WORKING DATA:

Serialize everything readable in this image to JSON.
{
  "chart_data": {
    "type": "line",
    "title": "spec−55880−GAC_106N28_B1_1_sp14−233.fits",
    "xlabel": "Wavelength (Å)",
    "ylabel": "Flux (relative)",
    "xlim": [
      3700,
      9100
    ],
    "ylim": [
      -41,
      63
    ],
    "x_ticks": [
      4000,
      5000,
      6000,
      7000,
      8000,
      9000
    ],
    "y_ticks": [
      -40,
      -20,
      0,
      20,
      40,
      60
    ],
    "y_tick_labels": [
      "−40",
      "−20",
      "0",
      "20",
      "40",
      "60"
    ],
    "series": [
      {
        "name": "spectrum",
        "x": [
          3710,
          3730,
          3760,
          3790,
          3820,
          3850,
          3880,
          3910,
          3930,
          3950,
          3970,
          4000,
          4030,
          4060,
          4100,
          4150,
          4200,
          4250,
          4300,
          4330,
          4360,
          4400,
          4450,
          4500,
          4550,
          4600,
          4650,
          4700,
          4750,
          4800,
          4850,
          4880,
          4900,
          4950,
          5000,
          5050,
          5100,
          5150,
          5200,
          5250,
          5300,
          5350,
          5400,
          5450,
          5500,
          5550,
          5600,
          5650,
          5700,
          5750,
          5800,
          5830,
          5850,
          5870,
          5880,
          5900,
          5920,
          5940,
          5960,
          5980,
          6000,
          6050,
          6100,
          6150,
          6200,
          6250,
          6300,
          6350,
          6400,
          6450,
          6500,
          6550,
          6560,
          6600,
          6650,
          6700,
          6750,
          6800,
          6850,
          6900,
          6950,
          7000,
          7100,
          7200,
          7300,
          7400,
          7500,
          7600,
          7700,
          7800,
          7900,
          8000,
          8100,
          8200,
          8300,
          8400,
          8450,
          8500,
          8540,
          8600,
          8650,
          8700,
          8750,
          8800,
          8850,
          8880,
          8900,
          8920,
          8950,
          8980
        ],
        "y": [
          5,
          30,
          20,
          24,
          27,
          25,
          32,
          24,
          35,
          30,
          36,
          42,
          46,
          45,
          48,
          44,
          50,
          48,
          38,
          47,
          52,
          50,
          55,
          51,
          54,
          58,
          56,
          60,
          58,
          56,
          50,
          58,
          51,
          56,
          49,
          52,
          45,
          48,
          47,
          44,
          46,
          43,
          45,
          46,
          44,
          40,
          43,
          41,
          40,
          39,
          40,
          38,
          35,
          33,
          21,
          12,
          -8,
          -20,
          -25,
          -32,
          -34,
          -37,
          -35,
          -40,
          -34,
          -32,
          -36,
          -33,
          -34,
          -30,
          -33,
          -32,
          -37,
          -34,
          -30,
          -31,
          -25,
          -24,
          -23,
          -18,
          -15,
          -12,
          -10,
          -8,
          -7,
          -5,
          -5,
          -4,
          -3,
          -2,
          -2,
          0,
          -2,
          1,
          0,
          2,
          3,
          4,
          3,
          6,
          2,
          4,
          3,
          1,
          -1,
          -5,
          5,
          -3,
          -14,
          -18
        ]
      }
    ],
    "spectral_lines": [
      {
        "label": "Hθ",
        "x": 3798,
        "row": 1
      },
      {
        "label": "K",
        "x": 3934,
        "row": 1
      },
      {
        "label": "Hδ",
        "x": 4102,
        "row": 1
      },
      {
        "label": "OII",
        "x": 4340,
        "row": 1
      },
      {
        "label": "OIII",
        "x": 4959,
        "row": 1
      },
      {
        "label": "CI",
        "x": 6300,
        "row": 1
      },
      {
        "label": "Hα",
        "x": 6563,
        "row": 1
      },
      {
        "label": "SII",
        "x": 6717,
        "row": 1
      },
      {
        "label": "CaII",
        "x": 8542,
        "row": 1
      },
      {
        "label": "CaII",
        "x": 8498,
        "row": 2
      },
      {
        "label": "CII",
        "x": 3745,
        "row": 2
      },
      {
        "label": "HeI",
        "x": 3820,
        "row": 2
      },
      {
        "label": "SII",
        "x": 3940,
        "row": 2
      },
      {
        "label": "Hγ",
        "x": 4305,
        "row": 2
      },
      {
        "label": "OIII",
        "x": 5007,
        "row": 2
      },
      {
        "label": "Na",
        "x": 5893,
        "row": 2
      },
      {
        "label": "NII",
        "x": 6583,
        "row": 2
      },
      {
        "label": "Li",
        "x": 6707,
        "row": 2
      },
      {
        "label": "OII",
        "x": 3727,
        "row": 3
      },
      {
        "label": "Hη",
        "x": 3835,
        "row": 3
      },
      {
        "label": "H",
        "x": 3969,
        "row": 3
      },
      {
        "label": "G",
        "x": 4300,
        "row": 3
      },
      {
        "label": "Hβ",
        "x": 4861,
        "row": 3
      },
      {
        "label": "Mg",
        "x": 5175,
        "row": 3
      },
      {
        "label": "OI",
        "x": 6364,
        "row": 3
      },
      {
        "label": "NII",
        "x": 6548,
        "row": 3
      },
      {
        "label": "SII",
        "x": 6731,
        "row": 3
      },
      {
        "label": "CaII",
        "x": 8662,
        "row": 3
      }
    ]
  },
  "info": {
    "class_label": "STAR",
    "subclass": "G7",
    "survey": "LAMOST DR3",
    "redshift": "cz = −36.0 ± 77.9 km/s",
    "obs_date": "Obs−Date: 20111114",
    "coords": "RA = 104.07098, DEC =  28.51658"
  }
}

TO DO: Set every line of the listing down word for word.

TASK SOLUTION:
Serialize everything readable in this image to JSON.
{
  "chart_data": {
    "type": "line",
    "title": "spec−55880−GAC_106N28_B1_1_sp14−233.fits",
    "xlabel": "Wavelength (Å)",
    "ylabel": "Flux (relative)",
    "xlim": [
      3700,
      9100
    ],
    "ylim": [
      -41,
      63
    ],
    "x_ticks": [
      4000,
      5000,
      6000,
      7000,
      8000,
      9000
    ],
    "y_ticks": [
      -40,
      -20,
      0,
      20,
      40,
      60
    ],
    "y_tick_labels": [
      "−40",
      "−20",
      "0",
      "20",
      "40",
      "60"
    ],
    "series": [
      {
        "name": "spectrum",
        "x": [
          3710,
          3730,
          3760,
          3790,
          3820,
          3850,
          3880,
          3910,
          3930,
          3950,
          3970,
          4000,
          4030,
          4060,
          4100,
          4150,
          4200,
          4250,
          4300,
          4330,
          4360,
          4400,
          4450,
          4500,
          4550,
          4600,
          4650,
          4700,
          4750,
          4800,
          4850,
          4880,
          4900,
          4950,
          5000,
          5050,
          5100,
          5150,
          5200,
          5250,
          5300,
          5350,
          5400,
          5450,
          5500,
          5550,
          5600,
          5650,
          5700,
          5750,
          5800,
          5830,
          5850,
          5870,
          5880,
          5900,
          5920,
          5940,
          5960,
          5980,
          6000,
          6050,
          6100,
          6150,
          6200,
          6250,
          6300,
          6350,
          6400,
          6450,
          6500,
          6550,
          6560,
          6600,
          6650,
          6700,
          6750,
          6800,
          6850,
          6900,
          6950,
          7000,
          7100,
          7200,
          7300,
          7400,
          7500,
          7600,
          7700,
          7800,
          7900,
          8000,
          8100,
          8200,
          8300,
          8400,
          8450,
          8500,
          8540,
          8600,
          8650,
          8700,
          8750,
          8800,
          8850,
          8880,
          8900,
          8920,
          8950,
          8980
        ],
        "y": [
          5,
          30,
          20,
          24,
          27,
          25,
          32,
          24,
          35,
          30,
          36,
          42,
          46,
          45,
          48,
          44,
          50,
          48,
          38,
          47,
          52,
          50,
          55,
          51,
          54,
          58,
          56,
          60,
          58,
          56,
          50,
          58,
          51,
          56,
          49,
          52,
          45,
          48,
          47,
          44,
          46,
          43,
          45,
          46,
          44,
          40,
          43,
          41,
          40,
          39,
          40,
          38,
          35,
          33,
          21,
          12,
          -8,
          -20,
          -25,
          -32,
          -34,
          -37,
          -35,
          -40,
          -34,
          -32,
          -36,
          -33,
          -34,
          -30,
          -33,
          -32,
          -37,
          -34,
          -30,
          -31,
          -25,
          -24,
          -23,
          -18,
          -15,
          -12,
          -10,
          -8,
          -7,
          -5,
          -5,
          -4,
          -3,
          -2,
          -2,
          0,
          -2,
          1,
          0,
          2,
          3,
          4,
          3,
          6,
          2,
          4,
          3,
          1,
          -1,
          -5,
          5,
          -3,
          -14,
          -18
        ]
      }
    ],
    "spectral_lines": [
      {
        "label": "Hθ",
        "x": 3798,
        "row": 1
      },
      {
        "label": "K",
        "x": 3934,
        "row": 1
      },
      {
        "label": "Hδ",
        "x": 4102,
        "row": 1
      },
      {
        "label": "OII",
        "x": 4340,
        "row": 1
      },
      {
        "label": "OIII",
        "x": 4959,
        "row": 1
      },
      {
        "label": "CI",
        "x": 6300,
        "row": 1
      },
      {
        "label": "Hα",
        "x": 6563,
        "row": 1
      },
      {
        "label": "SII",
        "x": 6717,
        "row": 1
      },
      {
        "label": "CaII",
        "x": 8542,
        "row": 1
      },
      {
        "label": "CaII",
        "x": 8498,
        "row": 2
      },
      {
        "label": "CII",
        "x": 3745,
        "row": 2
      },
      {
        "label": "HeI",
        "x": 3820,
        "row": 2
      },
      {
        "label": "SII",
        "x": 3940,
        "row": 2
      },
      {
        "label": "Hγ",
        "x": 4305,
        "row": 2
      },
      {
        "label": "OIII",
        "x": 5007,
        "row": 2
      },
      {
        "label": "Na",
        "x": 5893,
        "row": 2
      },
      {
        "label": "NII",
        "x": 6583,
        "row": 2
      },
      {
        "label": "Li",
        "x": 6707,
        "row": 2
      },
      {
        "label": "OII",
        "x": 3727,
        "row": 3
      },
      {
        "label": "Hη",
        "x": 3835,
        "row": 3
      },
      {
        "label": "H",
        "x": 3969,
        "row": 3
      },
      {
        "label": "G",
        "x": 4300,
        "row": 3
      },
      {
        "label": "Hβ",
        "x": 4861,
        "row": 3
      },
      {
        "label": "Mg",
        "x": 5175,
        "row": 3
      },
      {
        "label": "OI",
        "x": 6364,
        "row": 3
      },
      {
        "label": "NII",
        "x": 6548,
        "row": 3
      },
      {
        "label": "SII",
        "x": 6731,
        "row": 3
      },
      {
        "label": "CaII",
        "x": 8662,
        "row": 3
      }
    ]
  },
  "info": {
    "class_label": "STAR",
    "subclass": "G7",
    "survey": "LAMOST DR3",
    "redshift": "cz = −36.0 ± 77.9 km/s",
    "obs_date": "Obs−Date: 20111114",
    "coords": "RA = 104.07098, DEC =  28.51658"
  }
}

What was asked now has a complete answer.